[WHAT IS EXPECTED]: Copy all records verbatim.

[RECORDS]:

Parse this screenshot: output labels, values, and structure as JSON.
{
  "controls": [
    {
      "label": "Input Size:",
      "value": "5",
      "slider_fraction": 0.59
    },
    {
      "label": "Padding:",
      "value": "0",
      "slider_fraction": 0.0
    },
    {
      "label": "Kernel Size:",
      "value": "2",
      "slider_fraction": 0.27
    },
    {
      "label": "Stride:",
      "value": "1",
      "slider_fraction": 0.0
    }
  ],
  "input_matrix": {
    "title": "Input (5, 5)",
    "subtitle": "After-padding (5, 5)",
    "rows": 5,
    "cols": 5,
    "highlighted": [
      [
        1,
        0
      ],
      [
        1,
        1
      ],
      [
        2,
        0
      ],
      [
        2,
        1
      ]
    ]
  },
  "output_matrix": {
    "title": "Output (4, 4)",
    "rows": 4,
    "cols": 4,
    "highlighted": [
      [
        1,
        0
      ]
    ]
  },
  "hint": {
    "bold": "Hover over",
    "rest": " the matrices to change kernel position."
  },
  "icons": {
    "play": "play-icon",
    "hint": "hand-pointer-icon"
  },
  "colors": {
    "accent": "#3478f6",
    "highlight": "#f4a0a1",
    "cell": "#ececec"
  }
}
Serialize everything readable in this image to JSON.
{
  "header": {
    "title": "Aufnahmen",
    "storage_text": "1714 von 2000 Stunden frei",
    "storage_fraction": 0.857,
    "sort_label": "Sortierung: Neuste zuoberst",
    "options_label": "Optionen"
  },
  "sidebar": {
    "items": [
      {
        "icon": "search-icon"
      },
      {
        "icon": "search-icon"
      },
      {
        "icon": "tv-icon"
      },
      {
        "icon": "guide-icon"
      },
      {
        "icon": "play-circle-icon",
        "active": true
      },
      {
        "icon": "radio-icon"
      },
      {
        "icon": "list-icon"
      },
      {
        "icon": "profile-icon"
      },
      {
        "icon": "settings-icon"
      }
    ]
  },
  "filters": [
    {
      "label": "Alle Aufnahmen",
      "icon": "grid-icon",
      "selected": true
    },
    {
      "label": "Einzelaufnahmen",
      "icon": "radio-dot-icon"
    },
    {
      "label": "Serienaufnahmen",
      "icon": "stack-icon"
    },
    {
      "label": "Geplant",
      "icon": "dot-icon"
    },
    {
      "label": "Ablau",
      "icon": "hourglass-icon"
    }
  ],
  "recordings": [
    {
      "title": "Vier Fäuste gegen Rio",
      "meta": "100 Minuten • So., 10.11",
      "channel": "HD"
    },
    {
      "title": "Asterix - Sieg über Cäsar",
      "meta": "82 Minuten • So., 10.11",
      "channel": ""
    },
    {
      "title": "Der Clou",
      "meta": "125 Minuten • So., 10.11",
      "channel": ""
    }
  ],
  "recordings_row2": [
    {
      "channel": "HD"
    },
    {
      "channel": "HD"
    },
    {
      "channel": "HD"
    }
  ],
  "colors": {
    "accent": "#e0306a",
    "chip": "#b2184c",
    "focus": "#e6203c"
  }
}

[TASK ANSWER]:
Parse this screenshot: output labels, values, and structure as JSON.
{
  "controls": [
    {
      "label": "Input Size:",
      "value": "5",
      "slider_fraction": 0.59
    },
    {
      "label": "Padding:",
      "value": "0",
      "slider_fraction": 0.0
    },
    {
      "label": "Kernel Size:",
      "value": "2",
      "slider_fraction": 0.27
    },
    {
      "label": "Stride:",
      "value": "1",
      "slider_fraction": 0.0
    }
  ],
  "input_matrix": {
    "title": "Input (5, 5)",
    "subtitle": "After-padding (5, 5)",
    "rows": 5,
    "cols": 5,
    "highlighted": [
      [
        1,
        0
      ],
      [
        1,
        1
      ],
      [
        2,
        0
      ],
      [
        2,
        1
      ]
    ]
  },
  "output_matrix": {
    "title": "Output (4, 4)",
    "rows": 4,
    "cols": 4,
    "highlighted": [
      [
        1,
        0
      ]
    ]
  },
  "hint": {
    "bold": "Hover over",
    "rest": " the matrices to change kernel position."
  },
  "icons": {
    "play": "play-icon",
    "hint": "hand-pointer-icon"
  },
  "colors": {
    "accent": "#3478f6",
    "highlight": "#f4a0a1",
    "cell": "#ececec"
  }
}
Serialize everything readable in this image to JSON.
{
  "header": {
    "title": "Aufnahmen",
    "storage_text": "1714 von 2000 Stunden frei",
    "storage_fraction": 0.857,
    "sort_label": "Sortierung: Neuste zuoberst",
    "options_label": "Optionen"
  },
  "sidebar": {
    "items": [
      {
        "icon": "search-icon"
      },
      {
        "icon": "search-icon"
      },
      {
        "icon": "tv-icon"
      },
      {
        "icon": "guide-icon"
      },
      {
        "icon": "play-circle-icon",
        "active": true
      },
      {
        "icon": "radio-icon"
      },
      {
        "icon": "list-icon"
      },
      {
        "icon": "profile-icon"
      },
      {
        "icon": "settings-icon"
      }
    ]
  },
  "filters": [
    {
      "label": "Alle Aufnahmen",
      "icon": "grid-icon",
      "selected": true
    },
    {
      "label": "Einzelaufnahmen",
      "icon": "radio-dot-icon"
    },
    {
      "label": "Serienaufnahmen",
      "icon": "stack-icon"
    },
    {
      "label": "Geplant",
      "icon": "dot-icon"
    },
    {
      "label": "Ablau",
      "icon": "hourglass-icon"
    }
  ],
  "recordings": [
    {
      "title": "Vier Fäuste gegen Rio",
      "meta": "100 Minuten • So., 10.11",
      "channel": "HD"
    },
    {
      "title": "Asterix - Sieg über Cäsar",
      "meta": "82 Minuten • So., 10.11",
      "channel": ""
    },
    {
      "title": "Der Clou",
      "meta": "125 Minuten • So., 10.11",
      "channel": ""
    }
  ],
  "recordings_row2": [
    {
      "channel": "HD"
    },
    {
      "channel": "HD"
    },
    {
      "channel": "HD"
    }
  ],
  "colors": {
    "accent": "#e0306a",
    "chip": "#b2184c",
    "focus": "#e6203c"
  }
}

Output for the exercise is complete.